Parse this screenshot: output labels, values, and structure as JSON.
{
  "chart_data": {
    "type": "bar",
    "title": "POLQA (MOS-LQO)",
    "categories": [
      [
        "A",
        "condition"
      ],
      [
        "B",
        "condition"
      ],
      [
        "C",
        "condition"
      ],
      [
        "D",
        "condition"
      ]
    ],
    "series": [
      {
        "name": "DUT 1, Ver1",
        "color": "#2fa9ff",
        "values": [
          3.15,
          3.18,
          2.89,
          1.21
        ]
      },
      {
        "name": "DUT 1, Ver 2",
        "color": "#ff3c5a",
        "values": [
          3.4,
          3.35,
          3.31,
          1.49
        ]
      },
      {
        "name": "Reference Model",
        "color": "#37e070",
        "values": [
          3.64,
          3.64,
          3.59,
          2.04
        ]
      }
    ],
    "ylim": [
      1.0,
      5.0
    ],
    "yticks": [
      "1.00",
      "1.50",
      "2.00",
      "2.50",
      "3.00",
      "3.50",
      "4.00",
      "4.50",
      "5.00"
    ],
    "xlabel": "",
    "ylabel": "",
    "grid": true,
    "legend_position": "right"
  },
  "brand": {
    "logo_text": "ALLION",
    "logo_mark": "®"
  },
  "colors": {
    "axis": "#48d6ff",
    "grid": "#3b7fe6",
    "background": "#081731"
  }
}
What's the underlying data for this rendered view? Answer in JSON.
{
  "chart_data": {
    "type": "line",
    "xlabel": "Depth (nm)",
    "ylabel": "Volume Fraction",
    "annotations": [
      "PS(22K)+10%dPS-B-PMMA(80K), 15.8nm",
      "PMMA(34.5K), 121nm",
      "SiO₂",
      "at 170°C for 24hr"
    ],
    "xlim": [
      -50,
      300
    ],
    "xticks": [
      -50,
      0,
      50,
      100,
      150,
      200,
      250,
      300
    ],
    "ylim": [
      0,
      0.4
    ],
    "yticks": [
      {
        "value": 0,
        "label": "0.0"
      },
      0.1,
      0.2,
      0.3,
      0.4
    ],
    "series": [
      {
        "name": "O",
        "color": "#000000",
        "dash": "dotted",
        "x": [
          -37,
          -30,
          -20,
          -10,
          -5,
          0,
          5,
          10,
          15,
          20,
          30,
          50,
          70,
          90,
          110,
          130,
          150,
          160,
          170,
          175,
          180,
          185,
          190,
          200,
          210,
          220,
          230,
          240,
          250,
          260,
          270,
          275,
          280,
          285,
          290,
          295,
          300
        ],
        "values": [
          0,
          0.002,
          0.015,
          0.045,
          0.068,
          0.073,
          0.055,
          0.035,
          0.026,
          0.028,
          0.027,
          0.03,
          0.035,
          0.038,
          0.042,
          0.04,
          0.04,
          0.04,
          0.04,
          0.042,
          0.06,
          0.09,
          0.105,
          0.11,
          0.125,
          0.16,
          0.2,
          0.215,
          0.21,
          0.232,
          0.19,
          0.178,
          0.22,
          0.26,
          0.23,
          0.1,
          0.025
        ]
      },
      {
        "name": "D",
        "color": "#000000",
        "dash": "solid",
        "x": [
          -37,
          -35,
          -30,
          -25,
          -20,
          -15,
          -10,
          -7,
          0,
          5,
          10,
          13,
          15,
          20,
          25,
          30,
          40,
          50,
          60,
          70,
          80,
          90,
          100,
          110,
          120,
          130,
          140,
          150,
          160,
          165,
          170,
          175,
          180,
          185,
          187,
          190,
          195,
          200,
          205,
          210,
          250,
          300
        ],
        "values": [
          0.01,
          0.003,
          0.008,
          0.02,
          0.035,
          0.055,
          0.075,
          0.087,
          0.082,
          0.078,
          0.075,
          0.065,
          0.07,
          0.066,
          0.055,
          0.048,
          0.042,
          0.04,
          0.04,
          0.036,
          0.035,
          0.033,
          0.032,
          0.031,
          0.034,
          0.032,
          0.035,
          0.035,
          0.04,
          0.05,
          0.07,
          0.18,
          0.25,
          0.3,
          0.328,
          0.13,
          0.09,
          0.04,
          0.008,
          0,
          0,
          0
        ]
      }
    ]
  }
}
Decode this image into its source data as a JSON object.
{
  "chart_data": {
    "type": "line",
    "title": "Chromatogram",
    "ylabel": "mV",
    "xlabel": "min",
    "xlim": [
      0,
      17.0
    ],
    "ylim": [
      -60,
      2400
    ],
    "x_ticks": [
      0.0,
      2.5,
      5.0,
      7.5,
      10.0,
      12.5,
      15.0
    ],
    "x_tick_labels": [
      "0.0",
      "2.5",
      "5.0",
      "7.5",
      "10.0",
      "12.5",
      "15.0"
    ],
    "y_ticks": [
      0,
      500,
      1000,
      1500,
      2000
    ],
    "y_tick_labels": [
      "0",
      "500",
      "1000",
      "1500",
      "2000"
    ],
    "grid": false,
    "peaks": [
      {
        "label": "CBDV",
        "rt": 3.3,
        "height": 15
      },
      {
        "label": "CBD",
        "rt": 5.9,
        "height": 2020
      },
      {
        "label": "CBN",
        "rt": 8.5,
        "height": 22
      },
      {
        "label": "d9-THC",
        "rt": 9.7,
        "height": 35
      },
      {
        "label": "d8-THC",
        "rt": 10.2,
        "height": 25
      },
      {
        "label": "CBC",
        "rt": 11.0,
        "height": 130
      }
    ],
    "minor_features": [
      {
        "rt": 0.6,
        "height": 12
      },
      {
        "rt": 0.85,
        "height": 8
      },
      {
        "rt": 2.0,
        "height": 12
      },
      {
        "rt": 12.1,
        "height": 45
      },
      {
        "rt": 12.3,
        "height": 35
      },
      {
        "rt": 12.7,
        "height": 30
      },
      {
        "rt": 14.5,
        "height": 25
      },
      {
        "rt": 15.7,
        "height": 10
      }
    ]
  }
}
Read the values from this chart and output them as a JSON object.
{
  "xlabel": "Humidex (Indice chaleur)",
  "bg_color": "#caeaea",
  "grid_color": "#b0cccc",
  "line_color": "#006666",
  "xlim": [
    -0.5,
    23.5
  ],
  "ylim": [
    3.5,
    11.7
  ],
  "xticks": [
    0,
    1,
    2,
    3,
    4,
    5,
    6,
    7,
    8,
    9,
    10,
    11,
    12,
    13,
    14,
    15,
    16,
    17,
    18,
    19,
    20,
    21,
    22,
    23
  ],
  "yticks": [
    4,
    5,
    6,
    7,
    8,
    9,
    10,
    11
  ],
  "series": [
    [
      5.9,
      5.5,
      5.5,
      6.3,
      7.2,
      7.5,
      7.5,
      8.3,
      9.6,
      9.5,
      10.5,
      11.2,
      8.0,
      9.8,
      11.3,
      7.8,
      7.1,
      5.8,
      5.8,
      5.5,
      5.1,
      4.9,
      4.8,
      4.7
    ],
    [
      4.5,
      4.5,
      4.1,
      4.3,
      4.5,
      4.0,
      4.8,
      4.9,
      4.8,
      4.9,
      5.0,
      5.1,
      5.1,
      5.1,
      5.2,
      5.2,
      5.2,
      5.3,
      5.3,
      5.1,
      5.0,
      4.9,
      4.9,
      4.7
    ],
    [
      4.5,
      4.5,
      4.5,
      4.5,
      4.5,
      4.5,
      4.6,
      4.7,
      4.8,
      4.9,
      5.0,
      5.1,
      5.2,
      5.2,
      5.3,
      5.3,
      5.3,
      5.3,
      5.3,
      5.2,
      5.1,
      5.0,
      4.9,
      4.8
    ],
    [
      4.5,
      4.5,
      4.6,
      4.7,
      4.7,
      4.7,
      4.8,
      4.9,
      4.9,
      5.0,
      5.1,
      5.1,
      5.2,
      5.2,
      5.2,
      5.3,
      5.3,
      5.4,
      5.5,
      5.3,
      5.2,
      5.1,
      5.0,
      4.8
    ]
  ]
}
◆ ◆ ◆ ◆ ◆ ◆ ◆
→ **WHAT NEEDS TO BE DONE**
Retype every record above exactly as it appears.

→ **EXPECTED ANSWER**
Parse this screenshot: output labels, values, and structure as JSON.
{
  "chart_data": {
    "type": "bar",
    "title": "POLQA (MOS-LQO)",
    "categories": [
      [
        "A",
        "condition"
      ],
      [
        "B",
        "condition"
      ],
      [
        "C",
        "condition"
      ],
      [
        "D",
        "condition"
      ]
    ],
    "series": [
      {
        "name": "DUT 1, Ver1",
        "color": "#2fa9ff",
        "values": [
          3.15,
          3.18,
          2.89,
          1.21
        ]
      },
      {
        "name": "DUT 1, Ver 2",
        "color": "#ff3c5a",
        "values": [
          3.4,
          3.35,
          3.31,
          1.49
        ]
      },
      {
        "name": "Reference Model",
        "color": "#37e070",
        "values": [
          3.64,
          3.64,
          3.59,
          2.04
        ]
      }
    ],
    "ylim": [
      1.0,
      5.0
    ],
    "yticks": [
      "1.00",
      "1.50",
      "2.00",
      "2.50",
      "3.00",
      "3.50",
      "4.00",
      "4.50",
      "5.00"
    ],
    "xlabel": "",
    "ylabel": "",
    "grid": true,
    "legend_position": "right"
  },
  "brand": {
    "logo_text": "ALLION",
    "logo_mark": "®"
  },
  "colors": {
    "axis": "#48d6ff",
    "grid": "#3b7fe6",
    "background": "#081731"
  }
}
What's the underlying data for this rendered view? Answer in JSON.
{
  "chart_data": {
    "type": "line",
    "xlabel": "Depth (nm)",
    "ylabel": "Volume Fraction",
    "annotations": [
      "PS(22K)+10%dPS-B-PMMA(80K), 15.8nm",
      "PMMA(34.5K), 121nm",
      "SiO₂",
      "at 170°C for 24hr"
    ],
    "xlim": [
      -50,
      300
    ],
    "xticks": [
      -50,
      0,
      50,
      100,
      150,
      200,
      250,
      300
    ],
    "ylim": [
      0,
      0.4
    ],
    "yticks": [
      {
        "value": 0,
        "label": "0.0"
      },
      0.1,
      0.2,
      0.3,
      0.4
    ],
    "series": [
      {
        "name": "O",
        "color": "#000000",
        "dash": "dotted",
        "x": [
          -37,
          -30,
          -20,
          -10,
          -5,
          0,
          5,
          10,
          15,
          20,
          30,
          50,
          70,
          90,
          110,
          130,
          150,
          160,
          170,
          175,
          180,
          185,
          190,
          200,
          210,
          220,
          230,
          240,
          250,
          260,
          270,
          275,
          280,
          285,
          290,
          295,
          300
        ],
        "values": [
          0,
          0.002,
          0.015,
          0.045,
          0.068,
          0.073,
          0.055,
          0.035,
          0.026,
          0.028,
          0.027,
          0.03,
          0.035,
          0.038,
          0.042,
          0.04,
          0.04,
          0.04,
          0.04,
          0.042,
          0.06,
          0.09,
          0.105,
          0.11,
          0.125,
          0.16,
          0.2,
          0.215,
          0.21,
          0.232,
          0.19,
          0.178,
          0.22,
          0.26,
          0.23,
          0.1,
          0.025
        ]
      },
      {
        "name": "D",
        "color": "#000000",
        "dash": "solid",
        "x": [
          -37,
          -35,
          -30,
          -25,
          -20,
          -15,
          -10,
          -7,
          0,
          5,
          10,
          13,
          15,
          20,
          25,
          30,
          40,
          50,
          60,
          70,
          80,
          90,
          100,
          110,
          120,
          130,
          140,
          150,
          160,
          165,
          170,
          175,
          180,
          185,
          187,
          190,
          195,
          200,
          205,
          210,
          250,
          300
        ],
        "values": [
          0.01,
          0.003,
          0.008,
          0.02,
          0.035,
          0.055,
          0.075,
          0.087,
          0.082,
          0.078,
          0.075,
          0.065,
          0.07,
          0.066,
          0.055,
          0.048,
          0.042,
          0.04,
          0.04,
          0.036,
          0.035,
          0.033,
          0.032,
          0.031,
          0.034,
          0.032,
          0.035,
          0.035,
          0.04,
          0.05,
          0.07,
          0.18,
          0.25,
          0.3,
          0.328,
          0.13,
          0.09,
          0.04,
          0.008,
          0,
          0,
          0
        ]
      }
    ]
  }
}
Decode this image into its source data as a JSON object.
{
  "chart_data": {
    "type": "line",
    "title": "Chromatogram",
    "ylabel": "mV",
    "xlabel": "min",
    "xlim": [
      0,
      17.0
    ],
    "ylim": [
      -60,
      2400
    ],
    "x_ticks": [
      0.0,
      2.5,
      5.0,
      7.5,
      10.0,
      12.5,
      15.0
    ],
    "x_tick_labels": [
      "0.0",
      "2.5",
      "5.0",
      "7.5",
      "10.0",
      "12.5",
      "15.0"
    ],
    "y_ticks": [
      0,
      500,
      1000,
      1500,
      2000
    ],
    "y_tick_labels": [
      "0",
      "500",
      "1000",
      "1500",
      "2000"
    ],
    "grid": false,
    "peaks": [
      {
        "label": "CBDV",
        "rt": 3.3,
        "height": 15
      },
      {
        "label": "CBD",
        "rt": 5.9,
        "height": 2020
      },
      {
        "label": "CBN",
        "rt": 8.5,
        "height": 22
      },
      {
        "label": "d9-THC",
        "rt": 9.7,
        "height": 35
      },
      {
        "label": "d8-THC",
        "rt": 10.2,
        "height": 25
      },
      {
        "label": "CBC",
        "rt": 11.0,
        "height": 130
      }
    ],
    "minor_features": [
      {
        "rt": 0.6,
        "height": 12
      },
      {
        "rt": 0.85,
        "height": 8
      },
      {
        "rt": 2.0,
        "height": 12
      },
      {
        "rt": 12.1,
        "height": 45
      },
      {
        "rt": 12.3,
        "height": 35
      },
      {
        "rt": 12.7,
        "height": 30
      },
      {
        "rt": 14.5,
        "height": 25
      },
      {
        "rt": 15.7,
        "height": 10
      }
    ]
  }
}
Read the values from this chart and output them as a JSON object.
{
  "xlabel": "Humidex (Indice chaleur)",
  "bg_color": "#caeaea",
  "grid_color": "#b0cccc",
  "line_color": "#006666",
  "xlim": [
    -0.5,
    23.5
  ],
  "ylim": [
    3.5,
    11.7
  ],
  "xticks": [
    0,
    1,
    2,
    3,
    4,
    5,
    6,
    7,
    8,
    9,
    10,
    11,
    12,
    13,
    14,
    15,
    16,
    17,
    18,
    19,
    20,
    21,
    22,
    23
  ],
  "yticks": [
    4,
    5,
    6,
    7,
    8,
    9,
    10,
    11
  ],
  "series": [
    [
      5.9,
      5.5,
      5.5,
      6.3,
      7.2,
      7.5,
      7.5,
      8.3,
      9.6,
      9.5,
      10.5,
      11.2,
      8.0,
      9.8,
      11.3,
      7.8,
      7.1,
      5.8,
      5.8,
      5.5,
      5.1,
      4.9,
      4.8,
      4.7
    ],
    [
      4.5,
      4.5,
      4.1,
      4.3,
      4.5,
      4.0,
      4.8,
      4.9,
      4.8,
      4.9,
      5.0,
      5.1,
      5.1,
      5.1,
      5.2,
      5.2,
      5.2,
      5.3,
      5.3,
      5.1,
      5.0,
      4.9,
      4.9,
      4.7
    ],
    [
      4.5,
      4.5,
      4.5,
      4.5,
      4.5,
      4.5,
      4.6,
      4.7,
      4.8,
      4.9,
      5.0,
      5.1,
      5.2,
      5.2,
      5.3,
      5.3,
      5.3,
      5.3,
      5.3,
      5.2,
      5.1,
      5.0,
      4.9,
      4.8
    ],
    [
      4.5,
      4.5,
      4.6,
      4.7,
      4.7,
      4.7,
      4.8,
      4.9,
      4.9,
      5.0,
      5.1,
      5.1,
      5.2,
      5.2,
      5.2,
      5.3,
      5.3,
      5.4,
      5.5,
      5.3,
      5.2,
      5.1,
      5.0,
      4.8
    ]
  ]
}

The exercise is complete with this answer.